• [Short exercise]:
Show every line containing "Francesca" by copying it.

Records from a collection:
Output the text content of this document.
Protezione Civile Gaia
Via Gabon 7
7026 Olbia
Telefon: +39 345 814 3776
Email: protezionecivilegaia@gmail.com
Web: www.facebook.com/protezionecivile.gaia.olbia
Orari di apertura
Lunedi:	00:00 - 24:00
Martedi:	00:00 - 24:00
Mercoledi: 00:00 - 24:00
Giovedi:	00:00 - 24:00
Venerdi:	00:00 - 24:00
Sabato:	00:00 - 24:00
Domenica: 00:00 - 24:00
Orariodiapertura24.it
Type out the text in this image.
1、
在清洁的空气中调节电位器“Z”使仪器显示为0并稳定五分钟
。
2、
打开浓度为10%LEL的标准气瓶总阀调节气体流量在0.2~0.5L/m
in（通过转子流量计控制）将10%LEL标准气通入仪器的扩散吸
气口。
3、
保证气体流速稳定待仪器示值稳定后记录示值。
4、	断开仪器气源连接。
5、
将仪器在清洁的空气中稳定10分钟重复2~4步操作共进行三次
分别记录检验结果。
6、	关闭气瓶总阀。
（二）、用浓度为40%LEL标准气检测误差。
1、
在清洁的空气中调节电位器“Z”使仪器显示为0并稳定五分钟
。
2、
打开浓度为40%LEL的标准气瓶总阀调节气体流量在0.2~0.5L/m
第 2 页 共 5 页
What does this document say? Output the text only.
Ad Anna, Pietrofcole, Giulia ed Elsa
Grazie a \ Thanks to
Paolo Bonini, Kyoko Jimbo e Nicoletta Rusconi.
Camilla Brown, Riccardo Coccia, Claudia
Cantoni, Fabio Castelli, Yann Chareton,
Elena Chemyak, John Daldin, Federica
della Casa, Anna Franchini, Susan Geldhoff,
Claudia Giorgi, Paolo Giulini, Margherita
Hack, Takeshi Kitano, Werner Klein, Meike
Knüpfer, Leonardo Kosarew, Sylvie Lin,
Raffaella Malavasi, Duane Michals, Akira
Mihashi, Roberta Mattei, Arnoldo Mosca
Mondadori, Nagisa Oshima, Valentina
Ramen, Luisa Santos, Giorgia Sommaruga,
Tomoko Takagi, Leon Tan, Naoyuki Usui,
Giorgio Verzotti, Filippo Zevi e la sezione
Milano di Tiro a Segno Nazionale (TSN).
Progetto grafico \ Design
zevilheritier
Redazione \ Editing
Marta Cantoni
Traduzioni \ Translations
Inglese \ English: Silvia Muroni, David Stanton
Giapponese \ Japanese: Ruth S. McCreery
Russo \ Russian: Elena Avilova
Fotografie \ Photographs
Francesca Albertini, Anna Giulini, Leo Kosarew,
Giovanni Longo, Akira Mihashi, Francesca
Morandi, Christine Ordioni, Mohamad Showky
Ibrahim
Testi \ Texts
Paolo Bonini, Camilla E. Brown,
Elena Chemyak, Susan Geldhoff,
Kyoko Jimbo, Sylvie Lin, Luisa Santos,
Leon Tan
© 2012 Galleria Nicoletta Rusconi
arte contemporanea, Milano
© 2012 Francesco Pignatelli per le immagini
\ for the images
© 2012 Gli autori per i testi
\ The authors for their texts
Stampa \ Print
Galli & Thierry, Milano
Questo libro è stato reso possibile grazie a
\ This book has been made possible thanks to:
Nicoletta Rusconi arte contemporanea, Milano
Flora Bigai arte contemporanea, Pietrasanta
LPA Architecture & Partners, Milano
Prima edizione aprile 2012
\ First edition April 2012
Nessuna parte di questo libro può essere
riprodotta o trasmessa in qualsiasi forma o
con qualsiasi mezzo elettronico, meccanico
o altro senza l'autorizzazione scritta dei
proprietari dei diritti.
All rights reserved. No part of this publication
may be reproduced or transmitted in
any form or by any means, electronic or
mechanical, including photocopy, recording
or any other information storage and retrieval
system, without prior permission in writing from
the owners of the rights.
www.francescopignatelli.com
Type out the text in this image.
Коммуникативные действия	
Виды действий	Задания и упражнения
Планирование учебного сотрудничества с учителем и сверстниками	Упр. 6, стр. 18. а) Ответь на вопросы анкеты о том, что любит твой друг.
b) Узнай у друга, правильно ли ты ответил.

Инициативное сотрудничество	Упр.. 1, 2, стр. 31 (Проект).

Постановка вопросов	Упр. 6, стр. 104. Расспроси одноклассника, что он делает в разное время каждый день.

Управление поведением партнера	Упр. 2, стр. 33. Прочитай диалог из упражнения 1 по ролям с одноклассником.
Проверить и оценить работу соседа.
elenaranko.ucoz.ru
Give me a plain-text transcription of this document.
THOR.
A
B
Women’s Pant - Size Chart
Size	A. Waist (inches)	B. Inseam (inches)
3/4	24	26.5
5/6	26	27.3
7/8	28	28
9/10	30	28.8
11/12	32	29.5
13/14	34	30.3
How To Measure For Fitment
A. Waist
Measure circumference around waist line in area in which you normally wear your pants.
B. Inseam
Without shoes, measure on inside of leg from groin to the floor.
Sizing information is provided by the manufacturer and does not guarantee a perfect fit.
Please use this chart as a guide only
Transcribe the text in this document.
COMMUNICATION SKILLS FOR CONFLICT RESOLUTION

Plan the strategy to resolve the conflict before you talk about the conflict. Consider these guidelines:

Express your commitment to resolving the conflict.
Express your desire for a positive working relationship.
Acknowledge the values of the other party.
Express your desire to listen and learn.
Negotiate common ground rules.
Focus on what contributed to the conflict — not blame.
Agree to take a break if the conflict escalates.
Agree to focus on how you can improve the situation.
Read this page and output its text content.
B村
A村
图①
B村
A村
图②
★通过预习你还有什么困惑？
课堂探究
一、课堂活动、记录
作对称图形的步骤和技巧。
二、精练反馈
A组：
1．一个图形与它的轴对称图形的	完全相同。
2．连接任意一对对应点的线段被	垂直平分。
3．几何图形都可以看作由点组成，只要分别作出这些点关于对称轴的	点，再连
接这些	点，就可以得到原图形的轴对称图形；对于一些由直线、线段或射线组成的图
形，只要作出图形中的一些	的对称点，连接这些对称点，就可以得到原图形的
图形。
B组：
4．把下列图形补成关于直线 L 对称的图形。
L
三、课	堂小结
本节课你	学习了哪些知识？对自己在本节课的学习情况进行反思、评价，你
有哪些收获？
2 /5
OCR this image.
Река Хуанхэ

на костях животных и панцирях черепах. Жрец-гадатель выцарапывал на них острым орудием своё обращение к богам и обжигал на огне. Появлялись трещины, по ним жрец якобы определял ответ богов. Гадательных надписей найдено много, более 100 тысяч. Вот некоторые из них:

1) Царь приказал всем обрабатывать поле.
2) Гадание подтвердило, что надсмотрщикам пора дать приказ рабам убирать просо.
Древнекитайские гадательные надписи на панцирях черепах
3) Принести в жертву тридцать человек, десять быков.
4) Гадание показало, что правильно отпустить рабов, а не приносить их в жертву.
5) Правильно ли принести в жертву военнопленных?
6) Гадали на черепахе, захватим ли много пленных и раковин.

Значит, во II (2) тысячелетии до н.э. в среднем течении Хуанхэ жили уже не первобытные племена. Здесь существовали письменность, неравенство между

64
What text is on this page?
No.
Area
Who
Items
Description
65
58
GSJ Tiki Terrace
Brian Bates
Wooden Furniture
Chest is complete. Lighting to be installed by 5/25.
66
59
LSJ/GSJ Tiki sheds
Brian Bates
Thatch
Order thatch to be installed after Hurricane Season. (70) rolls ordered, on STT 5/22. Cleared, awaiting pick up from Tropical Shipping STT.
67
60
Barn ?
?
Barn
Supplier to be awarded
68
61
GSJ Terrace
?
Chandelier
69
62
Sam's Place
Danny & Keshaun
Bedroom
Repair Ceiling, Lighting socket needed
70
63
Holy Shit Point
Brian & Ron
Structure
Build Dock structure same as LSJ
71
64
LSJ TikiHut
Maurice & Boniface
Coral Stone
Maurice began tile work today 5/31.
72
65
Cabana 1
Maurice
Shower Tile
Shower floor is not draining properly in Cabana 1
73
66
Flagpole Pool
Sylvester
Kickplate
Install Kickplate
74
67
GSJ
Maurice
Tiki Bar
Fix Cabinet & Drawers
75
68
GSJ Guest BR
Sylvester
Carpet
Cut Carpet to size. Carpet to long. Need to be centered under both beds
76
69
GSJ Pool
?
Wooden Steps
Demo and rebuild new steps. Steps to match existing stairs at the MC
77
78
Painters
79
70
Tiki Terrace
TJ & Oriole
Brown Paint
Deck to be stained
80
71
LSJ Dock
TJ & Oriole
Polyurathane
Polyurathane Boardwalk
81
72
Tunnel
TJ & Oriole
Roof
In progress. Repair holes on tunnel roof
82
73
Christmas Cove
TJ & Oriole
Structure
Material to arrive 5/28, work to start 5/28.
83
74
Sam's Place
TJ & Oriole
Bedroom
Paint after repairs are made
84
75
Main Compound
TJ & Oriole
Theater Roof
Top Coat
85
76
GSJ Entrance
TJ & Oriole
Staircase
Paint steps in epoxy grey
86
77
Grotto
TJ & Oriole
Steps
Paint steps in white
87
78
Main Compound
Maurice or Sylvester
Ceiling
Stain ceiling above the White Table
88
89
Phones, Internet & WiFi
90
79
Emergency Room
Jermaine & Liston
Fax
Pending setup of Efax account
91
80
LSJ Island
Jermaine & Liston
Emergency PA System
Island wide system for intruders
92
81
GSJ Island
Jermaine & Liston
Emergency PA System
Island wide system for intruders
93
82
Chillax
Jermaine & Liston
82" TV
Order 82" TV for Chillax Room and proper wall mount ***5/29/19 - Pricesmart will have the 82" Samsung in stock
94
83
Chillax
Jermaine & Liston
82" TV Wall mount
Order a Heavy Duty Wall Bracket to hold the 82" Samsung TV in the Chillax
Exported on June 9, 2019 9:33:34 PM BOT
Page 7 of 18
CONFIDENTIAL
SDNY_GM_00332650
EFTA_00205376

• [Exercise response]:
Francesca Albertini, Anna Giulini, Leo Kosarew,
Giovanni Longo, Akira Mihashi, Francesca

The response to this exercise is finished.